[Items from a figure collection]
»»

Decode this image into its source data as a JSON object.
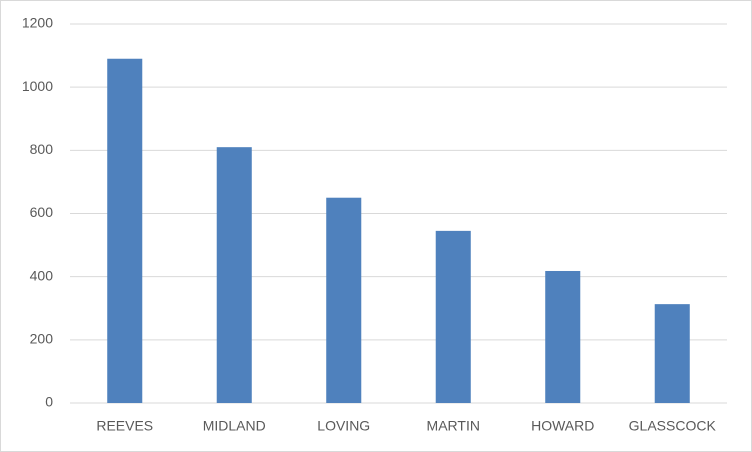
{
  "chart_data": {
    "type": "bar",
    "categories": [
      "REEVES",
      "MIDLAND",
      "LOVING",
      "MARTIN",
      "HOWARD",
      "GLASSCOCK"
    ],
    "values": [
      1090,
      810,
      650,
      545,
      418,
      313
    ],
    "color": "#4f81bd",
    "ylim": [
      0,
      1200
    ],
    "yticks": [
      0,
      200,
      400,
      600,
      800,
      1000,
      1200
    ],
    "grid": true
  }
}
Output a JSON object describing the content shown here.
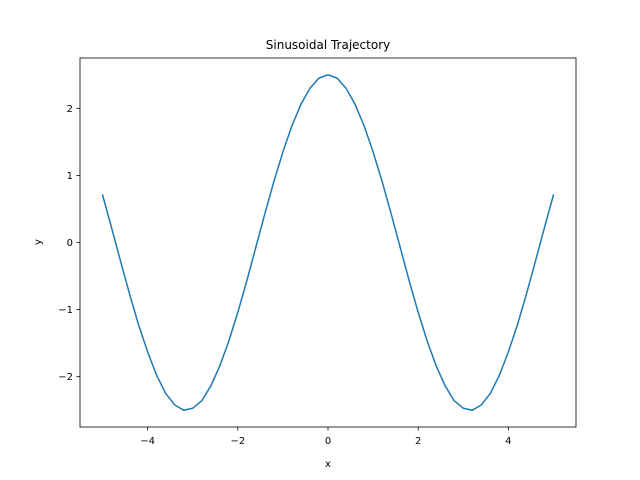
{
  "chart_data": {
    "type": "line",
    "title": "Sinusoidal Trajectory",
    "xlabel": "x",
    "ylabel": "y",
    "xlim": [
      -5.5,
      5.5
    ],
    "ylim": [
      -2.75,
      2.75
    ],
    "xticks": [
      -4,
      -2,
      0,
      2,
      4
    ],
    "yticks": [
      -2,
      -1,
      0,
      1,
      2
    ],
    "xtick_labels": [
      "−4",
      "−2",
      "0",
      "2",
      "4"
    ],
    "ytick_labels": [
      "−2",
      "−1",
      "0",
      "1",
      "2"
    ],
    "grid": false,
    "legend": false,
    "line_color": "#1f77b4",
    "series": [
      {
        "x": [
          -5.0,
          -4.8,
          -4.6,
          -4.4,
          -4.2,
          -4.0,
          -3.8,
          -3.6,
          -3.4,
          -3.2,
          -3.0,
          -2.8,
          -2.6,
          -2.4,
          -2.2,
          -2.0,
          -1.8,
          -1.6,
          -1.4,
          -1.2,
          -1.0,
          -0.8,
          -0.6,
          -0.4,
          -0.2,
          0.0,
          0.2,
          0.4,
          0.6,
          0.8,
          1.0,
          1.2,
          1.4,
          1.6,
          1.8,
          2.0,
          2.2,
          2.4,
          2.6,
          2.8,
          3.0,
          3.2,
          3.4,
          3.6,
          3.8,
          4.0,
          4.2,
          4.4,
          4.6,
          4.8,
          5.0
        ],
        "values": [
          0.71,
          0.22,
          -0.28,
          -0.77,
          -1.23,
          -1.63,
          -1.98,
          -2.25,
          -2.42,
          -2.5,
          -2.47,
          -2.36,
          -2.14,
          -1.84,
          -1.47,
          -1.04,
          -0.57,
          -0.07,
          0.43,
          0.91,
          1.35,
          1.74,
          2.06,
          2.3,
          2.45,
          2.5,
          2.45,
          2.3,
          2.06,
          1.74,
          1.35,
          0.91,
          0.43,
          -0.07,
          -0.57,
          -1.04,
          -1.47,
          -1.84,
          -2.14,
          -2.36,
          -2.47,
          -2.5,
          -2.42,
          -2.25,
          -1.98,
          -1.63,
          -1.23,
          -0.77,
          -0.28,
          0.22,
          0.71
        ]
      }
    ]
  }
}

««

AIM OF THE EXERCISE: Would you return the data exactly as written, without the pictures?

WRITTEN SOLUTION:
Decode this image into its source data as a JSON object.
{
  "chart_data": {
    "type": "bar",
    "categories": [
      "REEVES",
      "MIDLAND",
      "LOVING",
      "MARTIN",
      "HOWARD",
      "GLASSCOCK"
    ],
    "values": [
      1090,
      810,
      650,
      545,
      418,
      313
    ],
    "color": "#4f81bd",
    "ylim": [
      0,
      1200
    ],
    "yticks": [
      0,
      200,
      400,
      600,
      800,
      1000,
      1200
    ],
    "grid": true
  }
}
Output a JSON object describing the content shown here.
{
  "chart_data": {
    "type": "line",
    "title": "Sinusoidal Trajectory",
    "xlabel": "x",
    "ylabel": "y",
    "xlim": [
      -5.5,
      5.5
    ],
    "ylim": [
      -2.75,
      2.75
    ],
    "xticks": [
      -4,
      -2,
      0,
      2,
      4
    ],
    "yticks": [
      -2,
      -1,
      0,
      1,
      2
    ],
    "xtick_labels": [
      "−4",
      "−2",
      "0",
      "2",
      "4"
    ],
    "ytick_labels": [
      "−2",
      "−1",
      "0",
      "1",
      "2"
    ],
    "grid": false,
    "legend": false,
    "line_color": "#1f77b4",
    "series": [
      {
        "x": [
          -5.0,
          -4.8,
          -4.6,
          -4.4,
          -4.2,
          -4.0,
          -3.8,
          -3.6,
          -3.4,
          -3.2,
          -3.0,
          -2.8,
          -2.6,
          -2.4,
          -2.2,
          -2.0,
          -1.8,
          -1.6,
          -1.4,
          -1.2,
          -1.0,
          -0.8,
          -0.6,
          -0.4,
          -0.2,
          0.0,
          0.2,
          0.4,
          0.6,
          0.8,
          1.0,
          1.2,
          1.4,
          1.6,
          1.8,
          2.0,
          2.2,
          2.4,
          2.6,
          2.8,
          3.0,
          3.2,
          3.4,
          3.6,
          3.8,
          4.0,
          4.2,
          4.4,
          4.6,
          4.8,
          5.0
        ],
        "values": [
          0.71,
          0.22,
          -0.28,
          -0.77,
          -1.23,
          -1.63,
          -1.98,
          -2.25,
          -2.42,
          -2.5,
          -2.47,
          -2.36,
          -2.14,
          -1.84,
          -1.47,
          -1.04,
          -0.57,
          -0.07,
          0.43,
          0.91,
          1.35,
          1.74,
          2.06,
          2.3,
          2.45,
          2.5,
          2.45,
          2.3,
          2.06,
          1.74,
          1.35,
          0.91,
          0.43,
          -0.07,
          -0.57,
          -1.04,
          -1.47,
          -1.84,
          -2.14,
          -2.36,
          -2.47,
          -2.5,
          -2.42,
          -2.25,
          -1.98,
          -1.63,
          -1.23,
          -0.77,
          -0.28,
          0.22,
          0.71
        ]
      }
    ]
  }
}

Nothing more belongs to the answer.